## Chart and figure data
------------------------------------

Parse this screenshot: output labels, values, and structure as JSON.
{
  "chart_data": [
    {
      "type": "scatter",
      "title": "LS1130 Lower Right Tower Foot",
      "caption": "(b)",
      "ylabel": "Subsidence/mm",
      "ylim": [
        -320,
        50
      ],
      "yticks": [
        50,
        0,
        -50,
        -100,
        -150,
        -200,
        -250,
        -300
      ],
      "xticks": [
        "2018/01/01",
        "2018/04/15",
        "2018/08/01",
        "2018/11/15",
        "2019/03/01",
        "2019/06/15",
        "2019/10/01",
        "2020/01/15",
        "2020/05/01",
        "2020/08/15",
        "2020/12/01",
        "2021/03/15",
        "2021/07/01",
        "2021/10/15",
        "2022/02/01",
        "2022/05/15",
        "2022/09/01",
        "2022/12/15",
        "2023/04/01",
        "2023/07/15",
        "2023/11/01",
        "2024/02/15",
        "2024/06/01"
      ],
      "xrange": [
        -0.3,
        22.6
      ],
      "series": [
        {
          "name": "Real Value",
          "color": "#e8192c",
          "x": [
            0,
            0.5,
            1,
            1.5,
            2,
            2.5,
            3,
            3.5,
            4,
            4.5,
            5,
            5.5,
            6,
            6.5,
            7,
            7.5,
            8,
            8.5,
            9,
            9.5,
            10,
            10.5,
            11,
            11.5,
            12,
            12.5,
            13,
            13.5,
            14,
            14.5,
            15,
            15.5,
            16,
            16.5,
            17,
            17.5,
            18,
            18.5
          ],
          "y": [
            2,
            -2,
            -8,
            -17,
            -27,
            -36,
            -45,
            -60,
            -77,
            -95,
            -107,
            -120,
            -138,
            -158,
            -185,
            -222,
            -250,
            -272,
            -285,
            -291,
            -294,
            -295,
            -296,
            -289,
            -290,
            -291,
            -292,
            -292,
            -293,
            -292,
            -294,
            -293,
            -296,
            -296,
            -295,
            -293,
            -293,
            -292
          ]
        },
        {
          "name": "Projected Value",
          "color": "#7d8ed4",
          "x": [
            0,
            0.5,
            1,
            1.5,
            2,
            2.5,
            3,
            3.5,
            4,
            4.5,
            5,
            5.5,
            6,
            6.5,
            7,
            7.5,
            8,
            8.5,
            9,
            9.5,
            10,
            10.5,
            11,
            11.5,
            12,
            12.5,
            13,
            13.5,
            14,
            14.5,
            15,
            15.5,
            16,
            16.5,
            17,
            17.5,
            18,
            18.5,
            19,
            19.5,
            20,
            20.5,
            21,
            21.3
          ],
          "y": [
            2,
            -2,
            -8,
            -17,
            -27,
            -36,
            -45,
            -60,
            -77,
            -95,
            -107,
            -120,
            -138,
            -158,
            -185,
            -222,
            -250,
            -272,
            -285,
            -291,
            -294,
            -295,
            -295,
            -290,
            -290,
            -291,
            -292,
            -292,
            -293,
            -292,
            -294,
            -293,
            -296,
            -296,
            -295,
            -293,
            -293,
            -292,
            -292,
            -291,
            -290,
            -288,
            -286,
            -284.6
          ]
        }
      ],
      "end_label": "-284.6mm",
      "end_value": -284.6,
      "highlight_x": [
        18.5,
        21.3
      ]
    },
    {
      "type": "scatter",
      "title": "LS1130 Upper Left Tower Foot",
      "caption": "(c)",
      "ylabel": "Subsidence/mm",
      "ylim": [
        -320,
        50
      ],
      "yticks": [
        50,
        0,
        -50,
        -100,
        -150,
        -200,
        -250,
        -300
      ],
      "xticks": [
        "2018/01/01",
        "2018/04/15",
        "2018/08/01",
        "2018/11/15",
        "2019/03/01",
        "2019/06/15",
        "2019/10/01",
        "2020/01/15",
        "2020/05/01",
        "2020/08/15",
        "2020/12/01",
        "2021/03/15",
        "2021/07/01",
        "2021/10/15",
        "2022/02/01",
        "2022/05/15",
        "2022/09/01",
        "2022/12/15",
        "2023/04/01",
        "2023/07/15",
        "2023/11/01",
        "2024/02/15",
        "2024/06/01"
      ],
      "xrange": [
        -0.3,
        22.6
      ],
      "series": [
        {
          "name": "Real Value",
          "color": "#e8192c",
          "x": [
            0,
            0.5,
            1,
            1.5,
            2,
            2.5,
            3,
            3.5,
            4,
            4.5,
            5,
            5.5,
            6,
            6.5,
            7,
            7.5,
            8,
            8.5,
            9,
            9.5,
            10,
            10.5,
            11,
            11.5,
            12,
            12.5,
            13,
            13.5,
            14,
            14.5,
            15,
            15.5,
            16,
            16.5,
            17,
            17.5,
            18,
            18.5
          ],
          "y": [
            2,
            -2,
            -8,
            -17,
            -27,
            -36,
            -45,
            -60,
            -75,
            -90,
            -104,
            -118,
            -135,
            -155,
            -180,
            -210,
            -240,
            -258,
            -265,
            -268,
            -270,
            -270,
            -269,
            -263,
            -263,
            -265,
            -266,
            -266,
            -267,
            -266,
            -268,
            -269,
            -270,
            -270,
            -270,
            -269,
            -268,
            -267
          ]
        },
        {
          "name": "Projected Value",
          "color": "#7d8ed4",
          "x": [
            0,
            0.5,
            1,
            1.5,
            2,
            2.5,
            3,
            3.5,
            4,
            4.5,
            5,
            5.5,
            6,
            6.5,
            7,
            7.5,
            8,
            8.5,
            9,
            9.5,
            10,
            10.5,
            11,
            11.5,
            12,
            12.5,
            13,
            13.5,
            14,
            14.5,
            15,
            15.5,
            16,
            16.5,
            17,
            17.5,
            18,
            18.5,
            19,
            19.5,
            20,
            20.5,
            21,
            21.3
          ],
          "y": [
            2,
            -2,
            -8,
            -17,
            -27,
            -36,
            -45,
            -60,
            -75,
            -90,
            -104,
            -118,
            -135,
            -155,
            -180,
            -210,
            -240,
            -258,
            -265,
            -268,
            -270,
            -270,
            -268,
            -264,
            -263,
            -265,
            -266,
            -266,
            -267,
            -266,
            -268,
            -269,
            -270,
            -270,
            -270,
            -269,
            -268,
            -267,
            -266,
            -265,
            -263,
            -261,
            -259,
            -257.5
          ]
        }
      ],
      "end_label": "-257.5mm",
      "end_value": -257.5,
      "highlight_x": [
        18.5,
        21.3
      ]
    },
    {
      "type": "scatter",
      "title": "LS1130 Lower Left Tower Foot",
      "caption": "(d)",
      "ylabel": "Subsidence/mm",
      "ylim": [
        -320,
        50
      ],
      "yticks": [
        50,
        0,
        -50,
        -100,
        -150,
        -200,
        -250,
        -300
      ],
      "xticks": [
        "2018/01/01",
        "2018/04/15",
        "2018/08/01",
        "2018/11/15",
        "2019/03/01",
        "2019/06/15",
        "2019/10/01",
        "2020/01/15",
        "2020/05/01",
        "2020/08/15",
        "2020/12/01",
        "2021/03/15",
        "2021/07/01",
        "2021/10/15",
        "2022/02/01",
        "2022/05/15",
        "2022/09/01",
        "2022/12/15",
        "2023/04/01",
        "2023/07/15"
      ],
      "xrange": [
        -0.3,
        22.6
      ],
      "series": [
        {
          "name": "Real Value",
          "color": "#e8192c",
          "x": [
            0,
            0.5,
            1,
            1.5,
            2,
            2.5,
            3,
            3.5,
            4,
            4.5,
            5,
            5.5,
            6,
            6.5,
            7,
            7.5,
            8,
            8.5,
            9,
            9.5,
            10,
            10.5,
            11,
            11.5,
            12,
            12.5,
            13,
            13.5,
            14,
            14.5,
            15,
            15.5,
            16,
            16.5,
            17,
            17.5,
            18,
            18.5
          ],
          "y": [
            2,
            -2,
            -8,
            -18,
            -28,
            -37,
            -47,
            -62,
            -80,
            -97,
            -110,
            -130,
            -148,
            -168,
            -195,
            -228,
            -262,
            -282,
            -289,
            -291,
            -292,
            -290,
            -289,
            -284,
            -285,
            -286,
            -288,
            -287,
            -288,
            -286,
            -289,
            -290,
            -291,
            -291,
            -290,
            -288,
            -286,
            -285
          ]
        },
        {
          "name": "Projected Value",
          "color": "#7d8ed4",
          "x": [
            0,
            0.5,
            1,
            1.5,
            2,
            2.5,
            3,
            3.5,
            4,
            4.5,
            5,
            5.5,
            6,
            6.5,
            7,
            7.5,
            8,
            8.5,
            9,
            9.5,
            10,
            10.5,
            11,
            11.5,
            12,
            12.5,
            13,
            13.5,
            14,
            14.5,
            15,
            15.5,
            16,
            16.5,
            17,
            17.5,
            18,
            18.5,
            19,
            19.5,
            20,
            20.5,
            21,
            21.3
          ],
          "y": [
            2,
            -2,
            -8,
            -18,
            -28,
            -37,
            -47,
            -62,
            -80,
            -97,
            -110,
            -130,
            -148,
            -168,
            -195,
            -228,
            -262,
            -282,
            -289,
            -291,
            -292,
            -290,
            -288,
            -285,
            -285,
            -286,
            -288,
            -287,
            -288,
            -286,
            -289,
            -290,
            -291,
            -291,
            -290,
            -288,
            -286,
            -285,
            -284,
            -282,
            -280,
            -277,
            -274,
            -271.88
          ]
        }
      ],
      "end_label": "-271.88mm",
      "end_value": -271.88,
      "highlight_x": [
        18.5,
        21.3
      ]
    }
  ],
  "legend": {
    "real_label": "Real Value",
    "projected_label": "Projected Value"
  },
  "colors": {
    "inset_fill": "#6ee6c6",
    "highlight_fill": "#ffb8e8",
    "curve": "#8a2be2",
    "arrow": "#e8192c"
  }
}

------------------------------------

## Exercise objective
Take every line containing the word "Left" and copy it.

## Task response
      "title": "LS1130 Upper Left Tower Foot",
      "title": "LS1130 Lower Left Tower Foot",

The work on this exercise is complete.